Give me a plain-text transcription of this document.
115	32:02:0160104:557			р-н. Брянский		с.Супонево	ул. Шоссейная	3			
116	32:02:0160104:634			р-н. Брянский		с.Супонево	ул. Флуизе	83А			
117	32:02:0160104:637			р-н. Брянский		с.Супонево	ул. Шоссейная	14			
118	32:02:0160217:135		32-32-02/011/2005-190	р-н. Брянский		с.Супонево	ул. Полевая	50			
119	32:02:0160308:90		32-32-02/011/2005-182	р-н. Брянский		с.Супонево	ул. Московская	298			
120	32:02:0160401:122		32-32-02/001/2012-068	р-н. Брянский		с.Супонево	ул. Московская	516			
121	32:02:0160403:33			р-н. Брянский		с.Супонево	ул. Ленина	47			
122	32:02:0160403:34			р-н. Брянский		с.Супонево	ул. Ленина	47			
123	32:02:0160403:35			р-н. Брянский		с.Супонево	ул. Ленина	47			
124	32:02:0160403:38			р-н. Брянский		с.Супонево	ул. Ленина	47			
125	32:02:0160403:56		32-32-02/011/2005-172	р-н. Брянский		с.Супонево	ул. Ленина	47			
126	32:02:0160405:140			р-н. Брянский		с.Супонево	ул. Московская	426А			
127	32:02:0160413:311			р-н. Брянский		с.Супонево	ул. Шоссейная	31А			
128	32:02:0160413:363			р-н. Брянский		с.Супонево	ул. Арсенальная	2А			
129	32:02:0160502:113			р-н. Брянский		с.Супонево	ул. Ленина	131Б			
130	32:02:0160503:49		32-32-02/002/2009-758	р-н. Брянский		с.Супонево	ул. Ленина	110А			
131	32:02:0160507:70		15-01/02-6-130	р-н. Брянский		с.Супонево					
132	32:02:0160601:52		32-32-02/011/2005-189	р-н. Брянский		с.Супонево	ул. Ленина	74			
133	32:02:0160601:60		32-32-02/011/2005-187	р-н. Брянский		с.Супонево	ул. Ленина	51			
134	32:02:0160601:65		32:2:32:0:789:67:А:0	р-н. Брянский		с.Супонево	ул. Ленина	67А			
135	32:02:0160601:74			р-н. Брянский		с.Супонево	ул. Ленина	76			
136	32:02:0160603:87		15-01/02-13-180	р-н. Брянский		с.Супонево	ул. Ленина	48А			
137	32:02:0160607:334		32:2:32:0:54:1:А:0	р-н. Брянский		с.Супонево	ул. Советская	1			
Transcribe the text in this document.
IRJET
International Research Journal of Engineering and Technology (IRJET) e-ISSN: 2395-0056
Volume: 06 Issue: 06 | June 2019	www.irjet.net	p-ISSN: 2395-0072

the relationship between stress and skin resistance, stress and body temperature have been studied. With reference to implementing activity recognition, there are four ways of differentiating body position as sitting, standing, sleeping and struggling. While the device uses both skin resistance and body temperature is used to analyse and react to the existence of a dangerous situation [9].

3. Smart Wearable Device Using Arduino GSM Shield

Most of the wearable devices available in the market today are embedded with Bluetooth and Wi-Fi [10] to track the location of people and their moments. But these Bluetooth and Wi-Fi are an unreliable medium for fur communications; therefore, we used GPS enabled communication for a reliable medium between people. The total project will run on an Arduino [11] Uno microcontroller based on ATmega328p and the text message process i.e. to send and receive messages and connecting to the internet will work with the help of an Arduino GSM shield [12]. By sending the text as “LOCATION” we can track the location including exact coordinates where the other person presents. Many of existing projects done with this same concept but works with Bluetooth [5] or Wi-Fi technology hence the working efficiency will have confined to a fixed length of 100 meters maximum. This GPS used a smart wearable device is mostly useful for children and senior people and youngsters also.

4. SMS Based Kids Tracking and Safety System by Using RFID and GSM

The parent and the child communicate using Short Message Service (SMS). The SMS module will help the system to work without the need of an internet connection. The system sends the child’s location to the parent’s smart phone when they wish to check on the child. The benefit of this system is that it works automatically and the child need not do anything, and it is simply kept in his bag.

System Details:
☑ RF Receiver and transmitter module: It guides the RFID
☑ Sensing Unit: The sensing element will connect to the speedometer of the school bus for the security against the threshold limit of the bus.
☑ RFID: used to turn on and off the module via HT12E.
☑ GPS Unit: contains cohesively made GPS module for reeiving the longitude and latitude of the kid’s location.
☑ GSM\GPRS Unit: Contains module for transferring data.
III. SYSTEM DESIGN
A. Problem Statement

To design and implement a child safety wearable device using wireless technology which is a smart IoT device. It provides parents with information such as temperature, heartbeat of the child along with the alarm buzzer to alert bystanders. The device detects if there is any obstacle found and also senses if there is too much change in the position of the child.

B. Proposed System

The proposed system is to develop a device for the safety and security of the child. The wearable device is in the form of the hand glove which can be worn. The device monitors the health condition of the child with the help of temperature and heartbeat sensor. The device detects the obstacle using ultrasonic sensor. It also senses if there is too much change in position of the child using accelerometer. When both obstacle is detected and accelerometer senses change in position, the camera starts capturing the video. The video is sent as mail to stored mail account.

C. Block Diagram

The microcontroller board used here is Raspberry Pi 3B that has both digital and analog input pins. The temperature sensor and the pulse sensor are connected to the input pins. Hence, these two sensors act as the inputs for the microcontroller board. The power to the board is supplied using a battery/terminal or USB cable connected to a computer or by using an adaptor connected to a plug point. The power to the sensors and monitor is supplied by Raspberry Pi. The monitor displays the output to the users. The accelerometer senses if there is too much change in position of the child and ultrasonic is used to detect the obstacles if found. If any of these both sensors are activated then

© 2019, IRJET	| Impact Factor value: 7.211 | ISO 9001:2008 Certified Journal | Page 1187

■ ■ ■ ■ ■

* [DIRECTIONS FOR THIS TASK]
Extract the whole listing, character for character.

* [ANSWER TO THE EXERCISE]
Give me a plain-text transcription of this document.
115	32:02:0160104:557			р-н. Брянский		с.Супонево	ул. Шоссейная	3			
116	32:02:0160104:634			р-н. Брянский		с.Супонево	ул. Флуизе	83А			
117	32:02:0160104:637			р-н. Брянский		с.Супонево	ул. Шоссейная	14			
118	32:02:0160217:135		32-32-02/011/2005-190	р-н. Брянский		с.Супонево	ул. Полевая	50			
119	32:02:0160308:90		32-32-02/011/2005-182	р-н. Брянский		с.Супонево	ул. Московская	298			
120	32:02:0160401:122		32-32-02/001/2012-068	р-н. Брянский		с.Супонево	ул. Московская	516			
121	32:02:0160403:33			р-н. Брянский		с.Супонево	ул. Ленина	47			
122	32:02:0160403:34			р-н. Брянский		с.Супонево	ул. Ленина	47			
123	32:02:0160403:35			р-н. Брянский		с.Супонево	ул. Ленина	47			
124	32:02:0160403:38			р-н. Брянский		с.Супонево	ул. Ленина	47			
125	32:02:0160403:56		32-32-02/011/2005-172	р-н. Брянский		с.Супонево	ул. Ленина	47			
126	32:02:0160405:140			р-н. Брянский		с.Супонево	ул. Московская	426А			
127	32:02:0160413:311			р-н. Брянский		с.Супонево	ул. Шоссейная	31А			
128	32:02:0160413:363			р-н. Брянский		с.Супонево	ул. Арсенальная	2А			
129	32:02:0160502:113			р-н. Брянский		с.Супонево	ул. Ленина	131Б			
130	32:02:0160503:49		32-32-02/002/2009-758	р-н. Брянский		с.Супонево	ул. Ленина	110А			
131	32:02:0160507:70		15-01/02-6-130	р-н. Брянский		с.Супонево					
132	32:02:0160601:52		32-32-02/011/2005-189	р-н. Брянский		с.Супонево	ул. Ленина	74			
133	32:02:0160601:60		32-32-02/011/2005-187	р-н. Брянский		с.Супонево	ул. Ленина	51			
134	32:02:0160601:65		32:2:32:0:789:67:А:0	р-н. Брянский		с.Супонево	ул. Ленина	67А			
135	32:02:0160601:74			р-н. Брянский		с.Супонево	ул. Ленина	76			
136	32:02:0160603:87		15-01/02-13-180	р-н. Брянский		с.Супонево	ул. Ленина	48А			
137	32:02:0160607:334		32:2:32:0:54:1:А:0	р-н. Брянский		с.Супонево	ул. Советская	1			
Transcribe the text in this document.
IRJET
International Research Journal of Engineering and Technology (IRJET) e-ISSN: 2395-0056
Volume: 06 Issue: 06 | June 2019	www.irjet.net	p-ISSN: 2395-0072

the relationship between stress and skin resistance, stress and body temperature have been studied. With reference to implementing activity recognition, there are four ways of differentiating body position as sitting, standing, sleeping and struggling. While the device uses both skin resistance and body temperature is used to analyse and react to the existence of a dangerous situation [9].

3. Smart Wearable Device Using Arduino GSM Shield

Most of the wearable devices available in the market today are embedded with Bluetooth and Wi-Fi [10] to track the location of people and their moments. But these Bluetooth and Wi-Fi are an unreliable medium for fur communications; therefore, we used GPS enabled communication for a reliable medium between people. The total project will run on an Arduino [11] Uno microcontroller based on ATmega328p and the text message process i.e. to send and receive messages and connecting to the internet will work with the help of an Arduino GSM shield [12]. By sending the text as “LOCATION” we can track the location including exact coordinates where the other person presents. Many of existing projects done with this same concept but works with Bluetooth [5] or Wi-Fi technology hence the working efficiency will have confined to a fixed length of 100 meters maximum. This GPS used a smart wearable device is mostly useful for children and senior people and youngsters also.

4. SMS Based Kids Tracking and Safety System by Using RFID and GSM

The parent and the child communicate using Short Message Service (SMS). The SMS module will help the system to work without the need of an internet connection. The system sends the child’s location to the parent’s smart phone when they wish to check on the child. The benefit of this system is that it works automatically and the child need not do anything, and it is simply kept in his bag.

System Details:
☑ RF Receiver and transmitter module: It guides the RFID
☑ Sensing Unit: The sensing element will connect to the speedometer of the school bus for the security against the threshold limit of the bus.
☑ RFID: used to turn on and off the module via HT12E.
☑ GPS Unit: contains cohesively made GPS module for reeiving the longitude and latitude of the kid’s location.
☑ GSM\GPRS Unit: Contains module for transferring data.
III. SYSTEM DESIGN
A. Problem Statement

To design and implement a child safety wearable device using wireless technology which is a smart IoT device. It provides parents with information such as temperature, heartbeat of the child along with the alarm buzzer to alert bystanders. The device detects if there is any obstacle found and also senses if there is too much change in the position of the child.

B. Proposed System

The proposed system is to develop a device for the safety and security of the child. The wearable device is in the form of the hand glove which can be worn. The device monitors the health condition of the child with the help of temperature and heartbeat sensor. The device detects the obstacle using ultrasonic sensor. It also senses if there is too much change in position of the child using accelerometer. When both obstacle is detected and accelerometer senses change in position, the camera starts capturing the video. The video is sent as mail to stored mail account.

C. Block Diagram

The microcontroller board used here is Raspberry Pi 3B that has both digital and analog input pins. The temperature sensor and the pulse sensor are connected to the input pins. Hence, these two sensors act as the inputs for the microcontroller board. The power to the board is supplied using a battery/terminal or USB cable connected to a computer or by using an adaptor connected to a plug point. The power to the sensors and monitor is supplied by Raspberry Pi. The monitor displays the output to the users. The accelerometer senses if there is too much change in position of the child and ultrasonic is used to detect the obstacles if found. If any of these both sensors are activated then

© 2019, IRJET	| Impact Factor value: 7.211 | ISO 9001:2008 Certified Journal | Page 1187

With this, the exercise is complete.